(Data items)
^^^^^^^^

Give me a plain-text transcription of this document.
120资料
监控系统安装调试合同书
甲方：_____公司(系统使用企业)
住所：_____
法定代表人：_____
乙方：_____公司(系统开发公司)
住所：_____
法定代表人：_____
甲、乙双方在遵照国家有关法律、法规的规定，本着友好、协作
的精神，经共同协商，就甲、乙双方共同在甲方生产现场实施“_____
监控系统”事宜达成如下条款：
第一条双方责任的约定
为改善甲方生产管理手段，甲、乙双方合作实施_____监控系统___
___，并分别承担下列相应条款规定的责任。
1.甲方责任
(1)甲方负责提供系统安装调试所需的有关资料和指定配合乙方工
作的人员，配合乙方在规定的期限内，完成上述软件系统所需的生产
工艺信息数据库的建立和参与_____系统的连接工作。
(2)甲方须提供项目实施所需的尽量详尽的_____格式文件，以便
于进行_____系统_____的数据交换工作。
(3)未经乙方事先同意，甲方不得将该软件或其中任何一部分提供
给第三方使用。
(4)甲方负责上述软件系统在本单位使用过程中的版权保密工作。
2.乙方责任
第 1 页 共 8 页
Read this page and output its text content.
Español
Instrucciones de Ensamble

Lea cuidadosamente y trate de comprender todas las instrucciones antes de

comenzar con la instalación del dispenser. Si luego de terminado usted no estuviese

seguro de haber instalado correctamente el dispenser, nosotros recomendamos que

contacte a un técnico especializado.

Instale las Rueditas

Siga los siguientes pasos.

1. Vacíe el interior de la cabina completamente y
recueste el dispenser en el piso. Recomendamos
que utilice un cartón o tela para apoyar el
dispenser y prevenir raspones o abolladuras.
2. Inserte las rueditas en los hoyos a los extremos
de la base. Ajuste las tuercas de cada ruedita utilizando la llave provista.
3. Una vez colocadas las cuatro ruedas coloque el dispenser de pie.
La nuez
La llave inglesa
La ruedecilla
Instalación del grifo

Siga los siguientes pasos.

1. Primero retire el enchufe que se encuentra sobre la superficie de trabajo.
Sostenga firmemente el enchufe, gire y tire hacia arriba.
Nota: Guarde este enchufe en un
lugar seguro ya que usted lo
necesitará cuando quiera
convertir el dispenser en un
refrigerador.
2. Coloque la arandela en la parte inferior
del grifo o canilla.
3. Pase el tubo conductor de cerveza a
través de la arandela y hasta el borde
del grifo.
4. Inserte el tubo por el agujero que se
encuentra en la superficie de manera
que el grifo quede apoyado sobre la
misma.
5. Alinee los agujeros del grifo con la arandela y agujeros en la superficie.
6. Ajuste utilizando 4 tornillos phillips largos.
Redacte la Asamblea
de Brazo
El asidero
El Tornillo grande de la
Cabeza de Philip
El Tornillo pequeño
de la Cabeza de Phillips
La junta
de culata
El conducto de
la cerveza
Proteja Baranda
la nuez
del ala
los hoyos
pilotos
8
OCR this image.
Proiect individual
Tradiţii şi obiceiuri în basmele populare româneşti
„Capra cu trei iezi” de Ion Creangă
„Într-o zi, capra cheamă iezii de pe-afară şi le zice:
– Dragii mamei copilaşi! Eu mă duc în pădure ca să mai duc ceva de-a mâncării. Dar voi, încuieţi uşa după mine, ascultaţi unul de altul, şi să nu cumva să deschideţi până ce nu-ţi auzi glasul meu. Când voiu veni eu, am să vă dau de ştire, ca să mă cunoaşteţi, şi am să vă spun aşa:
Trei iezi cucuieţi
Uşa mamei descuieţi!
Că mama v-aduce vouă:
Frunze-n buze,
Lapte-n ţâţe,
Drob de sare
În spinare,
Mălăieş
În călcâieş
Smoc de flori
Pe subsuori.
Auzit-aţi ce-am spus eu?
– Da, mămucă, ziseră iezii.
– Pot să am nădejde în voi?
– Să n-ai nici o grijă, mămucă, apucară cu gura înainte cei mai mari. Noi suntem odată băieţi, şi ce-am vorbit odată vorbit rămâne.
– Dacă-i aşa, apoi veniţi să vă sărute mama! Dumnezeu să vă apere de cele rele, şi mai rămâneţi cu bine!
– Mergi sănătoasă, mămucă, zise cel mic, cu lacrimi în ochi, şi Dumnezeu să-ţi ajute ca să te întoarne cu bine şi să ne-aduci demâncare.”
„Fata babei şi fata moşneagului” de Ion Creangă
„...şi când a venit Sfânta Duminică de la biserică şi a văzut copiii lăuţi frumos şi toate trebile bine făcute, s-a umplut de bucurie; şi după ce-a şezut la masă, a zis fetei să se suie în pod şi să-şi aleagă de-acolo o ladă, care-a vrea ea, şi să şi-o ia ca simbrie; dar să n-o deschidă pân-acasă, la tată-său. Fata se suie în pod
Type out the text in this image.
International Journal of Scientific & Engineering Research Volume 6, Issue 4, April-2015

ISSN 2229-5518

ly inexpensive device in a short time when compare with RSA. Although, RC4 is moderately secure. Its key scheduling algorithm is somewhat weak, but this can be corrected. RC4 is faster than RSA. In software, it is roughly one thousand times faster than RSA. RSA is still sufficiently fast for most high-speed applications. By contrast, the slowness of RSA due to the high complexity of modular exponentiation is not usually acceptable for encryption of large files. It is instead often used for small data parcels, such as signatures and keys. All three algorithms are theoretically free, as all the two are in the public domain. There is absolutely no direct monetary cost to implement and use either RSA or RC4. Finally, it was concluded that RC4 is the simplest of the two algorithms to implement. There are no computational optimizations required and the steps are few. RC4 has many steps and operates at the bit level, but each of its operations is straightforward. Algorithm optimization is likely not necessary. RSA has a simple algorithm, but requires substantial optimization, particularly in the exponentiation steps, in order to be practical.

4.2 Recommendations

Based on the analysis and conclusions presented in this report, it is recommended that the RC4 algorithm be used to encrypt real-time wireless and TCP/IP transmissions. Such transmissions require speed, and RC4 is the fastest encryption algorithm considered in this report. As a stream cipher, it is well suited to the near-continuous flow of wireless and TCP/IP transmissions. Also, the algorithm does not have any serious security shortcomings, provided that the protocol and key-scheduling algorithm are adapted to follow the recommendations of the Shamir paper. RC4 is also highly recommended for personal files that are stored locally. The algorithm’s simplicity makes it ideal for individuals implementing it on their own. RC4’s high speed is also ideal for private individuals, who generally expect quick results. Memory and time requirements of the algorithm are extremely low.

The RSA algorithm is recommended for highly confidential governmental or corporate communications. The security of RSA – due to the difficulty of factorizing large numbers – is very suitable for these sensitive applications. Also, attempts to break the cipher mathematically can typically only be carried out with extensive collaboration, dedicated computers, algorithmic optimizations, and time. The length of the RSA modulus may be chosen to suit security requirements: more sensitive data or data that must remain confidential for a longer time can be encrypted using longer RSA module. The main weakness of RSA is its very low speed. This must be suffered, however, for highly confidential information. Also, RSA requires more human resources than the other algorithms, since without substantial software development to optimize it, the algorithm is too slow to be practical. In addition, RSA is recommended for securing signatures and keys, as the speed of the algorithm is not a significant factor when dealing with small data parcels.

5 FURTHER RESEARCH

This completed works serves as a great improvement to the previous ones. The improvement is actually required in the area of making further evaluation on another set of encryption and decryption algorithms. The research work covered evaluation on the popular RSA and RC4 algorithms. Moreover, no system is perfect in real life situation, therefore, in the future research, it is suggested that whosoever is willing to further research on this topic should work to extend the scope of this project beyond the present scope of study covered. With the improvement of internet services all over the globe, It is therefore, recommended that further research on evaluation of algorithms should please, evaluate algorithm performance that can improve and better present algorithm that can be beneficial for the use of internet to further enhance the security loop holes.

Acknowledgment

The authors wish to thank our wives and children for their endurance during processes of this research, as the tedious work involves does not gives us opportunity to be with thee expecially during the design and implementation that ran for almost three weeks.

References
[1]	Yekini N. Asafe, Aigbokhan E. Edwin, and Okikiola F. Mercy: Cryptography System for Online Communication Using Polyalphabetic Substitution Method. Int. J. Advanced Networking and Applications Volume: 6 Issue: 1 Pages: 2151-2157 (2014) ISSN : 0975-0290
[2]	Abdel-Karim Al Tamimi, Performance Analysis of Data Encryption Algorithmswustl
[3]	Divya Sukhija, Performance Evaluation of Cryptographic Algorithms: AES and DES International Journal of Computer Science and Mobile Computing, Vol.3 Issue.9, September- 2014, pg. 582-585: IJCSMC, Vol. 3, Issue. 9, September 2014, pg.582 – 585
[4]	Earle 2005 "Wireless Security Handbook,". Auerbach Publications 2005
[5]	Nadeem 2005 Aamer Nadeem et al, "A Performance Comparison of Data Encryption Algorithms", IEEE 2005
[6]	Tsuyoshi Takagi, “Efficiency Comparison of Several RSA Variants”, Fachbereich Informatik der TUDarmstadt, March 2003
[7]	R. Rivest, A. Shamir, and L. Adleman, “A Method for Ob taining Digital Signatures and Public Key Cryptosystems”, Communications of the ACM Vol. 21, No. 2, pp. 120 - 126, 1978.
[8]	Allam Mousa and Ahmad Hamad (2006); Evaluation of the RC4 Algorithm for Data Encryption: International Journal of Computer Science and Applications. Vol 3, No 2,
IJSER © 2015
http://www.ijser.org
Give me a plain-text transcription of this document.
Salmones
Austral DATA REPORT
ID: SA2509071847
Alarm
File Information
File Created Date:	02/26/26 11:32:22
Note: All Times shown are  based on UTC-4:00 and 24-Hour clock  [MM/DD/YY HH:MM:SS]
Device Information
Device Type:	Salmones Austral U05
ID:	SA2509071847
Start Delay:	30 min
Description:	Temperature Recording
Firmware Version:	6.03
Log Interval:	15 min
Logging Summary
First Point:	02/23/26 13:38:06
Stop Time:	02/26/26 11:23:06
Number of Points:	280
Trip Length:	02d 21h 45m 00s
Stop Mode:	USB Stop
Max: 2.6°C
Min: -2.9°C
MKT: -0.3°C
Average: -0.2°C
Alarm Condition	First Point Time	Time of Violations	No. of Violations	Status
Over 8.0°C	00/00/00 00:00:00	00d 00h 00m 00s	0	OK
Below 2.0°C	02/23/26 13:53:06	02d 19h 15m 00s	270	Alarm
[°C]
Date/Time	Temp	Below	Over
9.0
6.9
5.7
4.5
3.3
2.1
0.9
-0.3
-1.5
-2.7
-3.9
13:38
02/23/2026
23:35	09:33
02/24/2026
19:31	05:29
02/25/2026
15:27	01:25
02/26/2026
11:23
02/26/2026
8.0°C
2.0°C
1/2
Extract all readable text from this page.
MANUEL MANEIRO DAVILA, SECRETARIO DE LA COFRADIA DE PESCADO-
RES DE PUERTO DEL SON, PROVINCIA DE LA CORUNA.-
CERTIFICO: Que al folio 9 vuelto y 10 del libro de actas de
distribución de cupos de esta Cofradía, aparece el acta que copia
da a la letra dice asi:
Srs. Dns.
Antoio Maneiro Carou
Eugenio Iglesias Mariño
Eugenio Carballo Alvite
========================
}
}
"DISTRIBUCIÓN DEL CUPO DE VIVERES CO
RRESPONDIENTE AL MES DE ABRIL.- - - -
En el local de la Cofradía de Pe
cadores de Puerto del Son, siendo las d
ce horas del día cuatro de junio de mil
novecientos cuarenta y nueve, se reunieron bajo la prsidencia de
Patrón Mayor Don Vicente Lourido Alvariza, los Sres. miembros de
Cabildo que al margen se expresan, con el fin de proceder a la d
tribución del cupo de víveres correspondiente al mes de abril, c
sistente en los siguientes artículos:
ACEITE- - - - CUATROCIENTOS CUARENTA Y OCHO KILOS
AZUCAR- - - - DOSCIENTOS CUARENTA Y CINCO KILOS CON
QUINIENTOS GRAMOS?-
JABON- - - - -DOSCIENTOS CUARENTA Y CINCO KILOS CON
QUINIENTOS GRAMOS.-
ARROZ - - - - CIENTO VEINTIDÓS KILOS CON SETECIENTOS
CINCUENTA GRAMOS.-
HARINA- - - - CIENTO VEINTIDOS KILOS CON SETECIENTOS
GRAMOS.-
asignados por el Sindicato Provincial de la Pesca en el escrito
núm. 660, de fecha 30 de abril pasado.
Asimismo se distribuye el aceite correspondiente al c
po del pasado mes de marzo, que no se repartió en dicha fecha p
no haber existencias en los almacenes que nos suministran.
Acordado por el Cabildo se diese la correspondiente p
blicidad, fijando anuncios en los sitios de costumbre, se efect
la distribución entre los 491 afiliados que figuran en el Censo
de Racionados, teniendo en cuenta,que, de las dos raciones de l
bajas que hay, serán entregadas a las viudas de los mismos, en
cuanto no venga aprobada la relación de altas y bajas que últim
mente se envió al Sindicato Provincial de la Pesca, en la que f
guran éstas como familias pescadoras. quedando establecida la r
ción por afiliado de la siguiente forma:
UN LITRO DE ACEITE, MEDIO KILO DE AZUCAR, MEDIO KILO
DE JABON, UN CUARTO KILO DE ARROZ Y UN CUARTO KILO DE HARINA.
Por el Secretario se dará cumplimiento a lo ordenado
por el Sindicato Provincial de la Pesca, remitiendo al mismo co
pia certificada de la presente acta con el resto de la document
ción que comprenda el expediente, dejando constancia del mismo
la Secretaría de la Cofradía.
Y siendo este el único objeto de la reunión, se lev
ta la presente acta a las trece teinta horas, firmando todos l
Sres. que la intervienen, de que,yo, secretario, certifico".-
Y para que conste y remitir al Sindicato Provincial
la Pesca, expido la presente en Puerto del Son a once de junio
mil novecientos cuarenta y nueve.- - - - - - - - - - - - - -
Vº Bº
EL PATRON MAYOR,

^^^^^^^^

Check all the records above and select each line where the string "mama" is found.

EXERCISE RESULT
Că mama v-aduce vouă:
– Dacă-i aşa, apoi veniţi să vă sărute mama! Dumnezeu să vă apere de cele rele, şi mai rămâneţi cu bine!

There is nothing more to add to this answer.